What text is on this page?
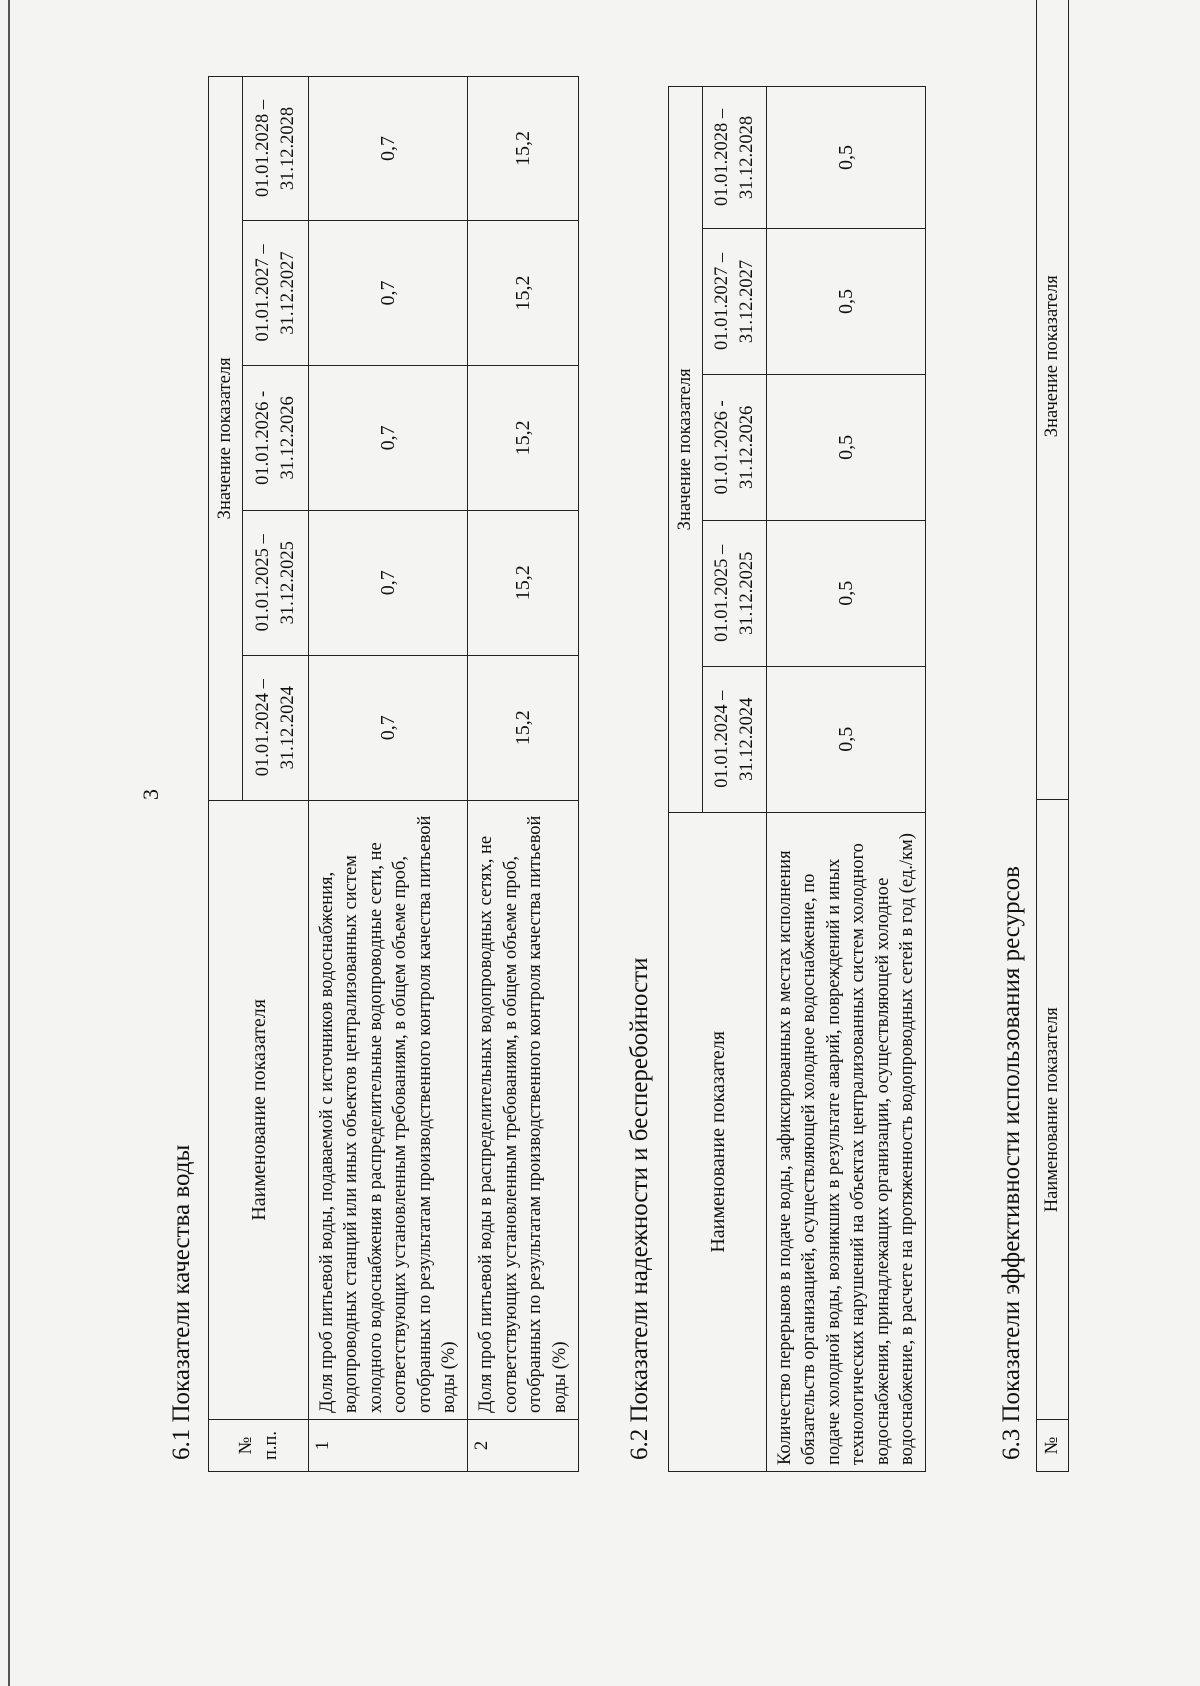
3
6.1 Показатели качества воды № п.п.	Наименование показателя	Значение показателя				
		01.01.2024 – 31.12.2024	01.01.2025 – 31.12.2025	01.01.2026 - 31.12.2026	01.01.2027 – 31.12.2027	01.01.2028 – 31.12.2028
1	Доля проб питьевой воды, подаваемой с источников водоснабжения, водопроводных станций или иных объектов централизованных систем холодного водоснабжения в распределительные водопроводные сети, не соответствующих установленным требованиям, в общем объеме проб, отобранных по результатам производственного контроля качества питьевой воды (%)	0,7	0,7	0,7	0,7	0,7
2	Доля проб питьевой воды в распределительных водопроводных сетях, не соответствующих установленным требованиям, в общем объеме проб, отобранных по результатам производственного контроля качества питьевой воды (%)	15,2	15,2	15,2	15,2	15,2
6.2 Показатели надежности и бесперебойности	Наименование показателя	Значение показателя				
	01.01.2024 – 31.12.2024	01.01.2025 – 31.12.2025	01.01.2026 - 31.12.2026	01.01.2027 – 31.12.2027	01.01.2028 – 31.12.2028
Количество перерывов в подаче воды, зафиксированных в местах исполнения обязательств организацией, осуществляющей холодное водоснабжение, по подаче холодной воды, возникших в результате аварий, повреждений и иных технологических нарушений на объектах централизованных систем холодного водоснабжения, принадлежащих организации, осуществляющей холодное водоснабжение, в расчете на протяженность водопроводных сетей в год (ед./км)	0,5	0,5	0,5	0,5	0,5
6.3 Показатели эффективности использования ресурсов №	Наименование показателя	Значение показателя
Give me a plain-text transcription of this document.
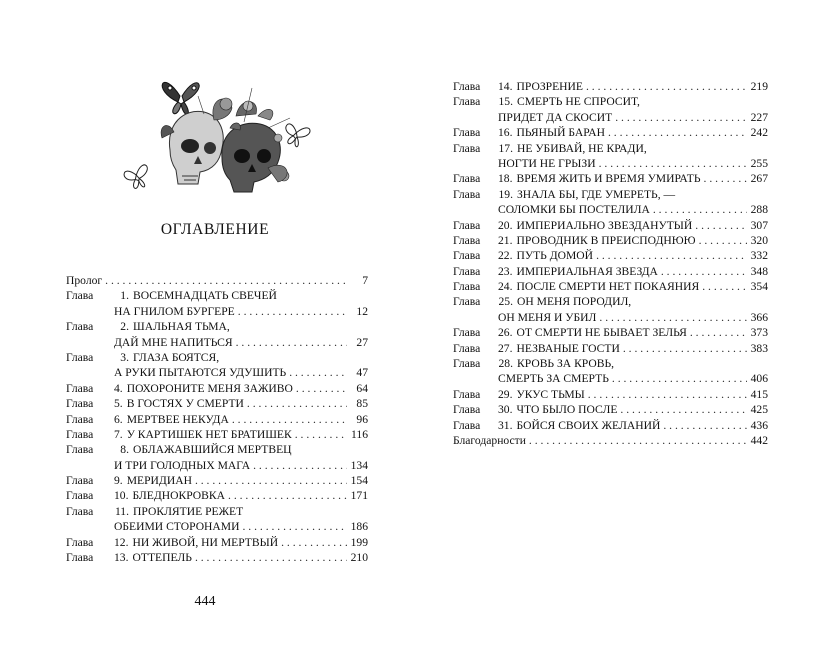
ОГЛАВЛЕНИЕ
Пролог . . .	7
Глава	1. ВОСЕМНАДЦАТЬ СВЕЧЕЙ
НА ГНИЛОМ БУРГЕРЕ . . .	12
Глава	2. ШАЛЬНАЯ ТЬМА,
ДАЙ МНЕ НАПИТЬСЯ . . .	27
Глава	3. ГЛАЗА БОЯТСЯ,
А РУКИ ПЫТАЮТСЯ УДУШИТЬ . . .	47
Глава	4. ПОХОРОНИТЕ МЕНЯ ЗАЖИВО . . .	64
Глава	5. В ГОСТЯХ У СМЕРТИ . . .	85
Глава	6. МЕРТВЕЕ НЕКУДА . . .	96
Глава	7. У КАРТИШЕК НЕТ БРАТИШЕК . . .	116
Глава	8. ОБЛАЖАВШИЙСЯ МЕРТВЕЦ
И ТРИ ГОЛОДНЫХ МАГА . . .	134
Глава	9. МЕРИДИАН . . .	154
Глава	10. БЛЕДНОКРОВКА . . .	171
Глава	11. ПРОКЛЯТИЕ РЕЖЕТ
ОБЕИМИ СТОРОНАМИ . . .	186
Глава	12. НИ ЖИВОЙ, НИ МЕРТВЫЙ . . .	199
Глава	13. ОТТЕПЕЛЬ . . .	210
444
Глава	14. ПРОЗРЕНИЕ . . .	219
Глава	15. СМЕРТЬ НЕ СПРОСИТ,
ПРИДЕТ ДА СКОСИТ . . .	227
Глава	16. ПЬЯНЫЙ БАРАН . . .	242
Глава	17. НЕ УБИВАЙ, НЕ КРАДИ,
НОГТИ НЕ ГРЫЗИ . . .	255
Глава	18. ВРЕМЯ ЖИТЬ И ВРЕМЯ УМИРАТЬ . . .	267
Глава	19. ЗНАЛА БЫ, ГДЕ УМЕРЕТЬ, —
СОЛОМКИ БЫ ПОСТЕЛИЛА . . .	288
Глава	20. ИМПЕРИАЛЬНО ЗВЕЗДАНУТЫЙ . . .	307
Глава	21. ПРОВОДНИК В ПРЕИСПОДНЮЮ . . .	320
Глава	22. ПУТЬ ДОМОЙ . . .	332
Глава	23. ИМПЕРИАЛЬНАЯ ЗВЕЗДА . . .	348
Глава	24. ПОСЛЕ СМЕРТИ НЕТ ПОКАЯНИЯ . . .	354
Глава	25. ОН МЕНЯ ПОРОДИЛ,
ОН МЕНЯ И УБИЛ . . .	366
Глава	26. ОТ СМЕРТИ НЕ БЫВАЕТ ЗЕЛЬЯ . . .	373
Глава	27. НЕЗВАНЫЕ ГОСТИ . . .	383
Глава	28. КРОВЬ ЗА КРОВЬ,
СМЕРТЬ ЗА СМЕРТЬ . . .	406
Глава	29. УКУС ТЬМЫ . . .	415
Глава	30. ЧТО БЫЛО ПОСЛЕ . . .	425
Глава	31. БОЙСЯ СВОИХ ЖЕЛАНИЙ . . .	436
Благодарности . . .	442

* WHAT IS EXPECTED:
Lines from the records above that hold "объеме" are the ones to list.

* ANSWER TO THIS EXERCISE:
1	Доля проб питьевой воды, подаваемой с источников водоснабжения, водопроводных станций или иных объектов централизованных систем холодного водоснабжения в распределительные водопроводные сети, не соответствующих установленным требованиям, в общем объеме проб, отобранных по результатам производственного контроля качества питьевой воды (%)	0,7	0,7	0,7	0,7	0,7
2	Доля проб питьевой воды в распределительных водопроводных сетях, не соответствующих установленным требованиям, в общем объеме проб, отобранных по результатам производственного контроля качества питьевой воды (%)	15,2	15,2	15,2	15,2	15,2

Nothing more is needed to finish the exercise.